'''

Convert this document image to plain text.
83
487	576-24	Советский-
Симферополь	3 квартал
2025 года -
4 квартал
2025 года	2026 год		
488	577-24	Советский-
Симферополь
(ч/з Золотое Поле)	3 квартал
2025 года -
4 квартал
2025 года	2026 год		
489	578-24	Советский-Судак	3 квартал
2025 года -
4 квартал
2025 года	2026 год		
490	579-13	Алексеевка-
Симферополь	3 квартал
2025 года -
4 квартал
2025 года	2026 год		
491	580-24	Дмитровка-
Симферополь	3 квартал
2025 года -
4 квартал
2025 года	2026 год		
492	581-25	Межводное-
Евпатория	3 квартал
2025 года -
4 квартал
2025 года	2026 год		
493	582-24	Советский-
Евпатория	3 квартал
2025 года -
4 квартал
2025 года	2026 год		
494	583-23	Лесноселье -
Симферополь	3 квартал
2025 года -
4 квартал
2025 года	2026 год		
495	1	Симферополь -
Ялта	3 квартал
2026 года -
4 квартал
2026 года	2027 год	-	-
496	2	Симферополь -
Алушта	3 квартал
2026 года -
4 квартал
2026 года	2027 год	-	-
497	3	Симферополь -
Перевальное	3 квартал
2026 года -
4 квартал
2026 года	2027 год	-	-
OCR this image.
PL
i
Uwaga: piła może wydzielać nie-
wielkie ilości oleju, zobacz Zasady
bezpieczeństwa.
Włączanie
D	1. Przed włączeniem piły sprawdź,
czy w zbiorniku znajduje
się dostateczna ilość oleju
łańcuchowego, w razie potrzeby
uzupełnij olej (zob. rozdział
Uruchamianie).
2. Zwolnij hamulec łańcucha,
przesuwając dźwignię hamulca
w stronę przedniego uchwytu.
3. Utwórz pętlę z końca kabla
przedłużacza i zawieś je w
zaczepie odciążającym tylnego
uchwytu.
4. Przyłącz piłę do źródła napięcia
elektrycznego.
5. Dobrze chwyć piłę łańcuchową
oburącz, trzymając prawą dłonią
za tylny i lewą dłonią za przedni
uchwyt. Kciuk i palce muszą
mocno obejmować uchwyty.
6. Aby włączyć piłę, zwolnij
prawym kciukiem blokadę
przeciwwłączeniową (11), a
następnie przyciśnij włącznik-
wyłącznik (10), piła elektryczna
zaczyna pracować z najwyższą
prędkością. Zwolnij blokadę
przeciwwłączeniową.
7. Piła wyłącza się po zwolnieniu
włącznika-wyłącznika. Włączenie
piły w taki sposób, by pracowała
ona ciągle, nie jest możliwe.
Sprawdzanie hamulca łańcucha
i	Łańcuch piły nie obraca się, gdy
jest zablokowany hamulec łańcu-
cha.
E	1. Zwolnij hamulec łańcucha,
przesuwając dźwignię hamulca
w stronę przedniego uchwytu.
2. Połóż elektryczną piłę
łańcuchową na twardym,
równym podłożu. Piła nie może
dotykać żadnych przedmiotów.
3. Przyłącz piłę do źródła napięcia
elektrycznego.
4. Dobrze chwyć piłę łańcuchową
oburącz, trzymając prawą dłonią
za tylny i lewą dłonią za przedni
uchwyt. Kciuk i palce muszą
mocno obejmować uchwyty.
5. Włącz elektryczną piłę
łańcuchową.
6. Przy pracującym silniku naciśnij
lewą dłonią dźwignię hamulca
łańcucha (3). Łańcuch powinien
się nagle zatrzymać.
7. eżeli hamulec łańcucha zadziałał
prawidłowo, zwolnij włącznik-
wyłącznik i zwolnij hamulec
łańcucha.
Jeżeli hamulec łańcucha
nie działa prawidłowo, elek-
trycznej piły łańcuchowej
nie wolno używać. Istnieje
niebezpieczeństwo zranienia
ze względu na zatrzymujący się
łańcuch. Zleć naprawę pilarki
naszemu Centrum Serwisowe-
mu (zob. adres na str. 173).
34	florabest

'''

--- Task details ---
Reproduce the data, keeping every line exactly the same.

--- Response to the task ---
Convert this document image to plain text.
83
487	576-24	Советский-
Симферополь	3 квартал
2025 года -
4 квартал
2025 года	2026 год		
488	577-24	Советский-
Симферополь
(ч/з Золотое Поле)	3 квартал
2025 года -
4 квартал
2025 года	2026 год		
489	578-24	Советский-Судак	3 квартал
2025 года -
4 квартал
2025 года	2026 год		
490	579-13	Алексеевка-
Симферополь	3 квартал
2025 года -
4 квартал
2025 года	2026 год		
491	580-24	Дмитровка-
Симферополь	3 квартал
2025 года -
4 квартал
2025 года	2026 год		
492	581-25	Межводное-
Евпатория	3 квартал
2025 года -
4 квартал
2025 года	2026 год		
493	582-24	Советский-
Евпатория	3 квартал
2025 года -
4 квартал
2025 года	2026 год		
494	583-23	Лесноселье -
Симферополь	3 квартал
2025 года -
4 квартал
2025 года	2026 год		
495	1	Симферополь -
Ялта	3 квартал
2026 года -
4 квартал
2026 года	2027 год	-	-
496	2	Симферополь -
Алушта	3 квартал
2026 года -
4 квартал
2026 года	2027 год	-	-
497	3	Симферополь -
Перевальное	3 квартал
2026 года -
4 квартал
2026 года	2027 год	-	-
OCR this image.
PL
i
Uwaga: piła może wydzielać nie-
wielkie ilości oleju, zobacz Zasady
bezpieczeństwa.
Włączanie
D	1. Przed włączeniem piły sprawdź,
czy w zbiorniku znajduje
się dostateczna ilość oleju
łańcuchowego, w razie potrzeby
uzupełnij olej (zob. rozdział
Uruchamianie).
2. Zwolnij hamulec łańcucha,
przesuwając dźwignię hamulca
w stronę przedniego uchwytu.
3. Utwórz pętlę z końca kabla
przedłużacza i zawieś je w
zaczepie odciążającym tylnego
uchwytu.
4. Przyłącz piłę do źródła napięcia
elektrycznego.
5. Dobrze chwyć piłę łańcuchową
oburącz, trzymając prawą dłonią
za tylny i lewą dłonią za przedni
uchwyt. Kciuk i palce muszą
mocno obejmować uchwyty.
6. Aby włączyć piłę, zwolnij
prawym kciukiem blokadę
przeciwwłączeniową (11), a
następnie przyciśnij włącznik-
wyłącznik (10), piła elektryczna
zaczyna pracować z najwyższą
prędkością. Zwolnij blokadę
przeciwwłączeniową.
7. Piła wyłącza się po zwolnieniu
włącznika-wyłącznika. Włączenie
piły w taki sposób, by pracowała
ona ciągle, nie jest możliwe.
Sprawdzanie hamulca łańcucha
i	Łańcuch piły nie obraca się, gdy
jest zablokowany hamulec łańcu-
cha.
E	1. Zwolnij hamulec łańcucha,
przesuwając dźwignię hamulca
w stronę przedniego uchwytu.
2. Połóż elektryczną piłę
łańcuchową na twardym,
równym podłożu. Piła nie może
dotykać żadnych przedmiotów.
3. Przyłącz piłę do źródła napięcia
elektrycznego.
4. Dobrze chwyć piłę łańcuchową
oburącz, trzymając prawą dłonią
za tylny i lewą dłonią za przedni
uchwyt. Kciuk i palce muszą
mocno obejmować uchwyty.
5. Włącz elektryczną piłę
łańcuchową.
6. Przy pracującym silniku naciśnij
lewą dłonią dźwignię hamulca
łańcucha (3). Łańcuch powinien
się nagle zatrzymać.
7. eżeli hamulec łańcucha zadziałał
prawidłowo, zwolnij włącznik-
wyłącznik i zwolnij hamulec
łańcucha.
Jeżeli hamulec łańcucha
nie działa prawidłowo, elek-
trycznej piły łańcuchowej
nie wolno używać. Istnieje
niebezpieczeństwo zranienia
ze względu na zatrzymujący się
łańcuch. Zleć naprawę pilarki
naszemu Centrum Serwisowe-
mu (zob. adres na str. 173).
34	florabest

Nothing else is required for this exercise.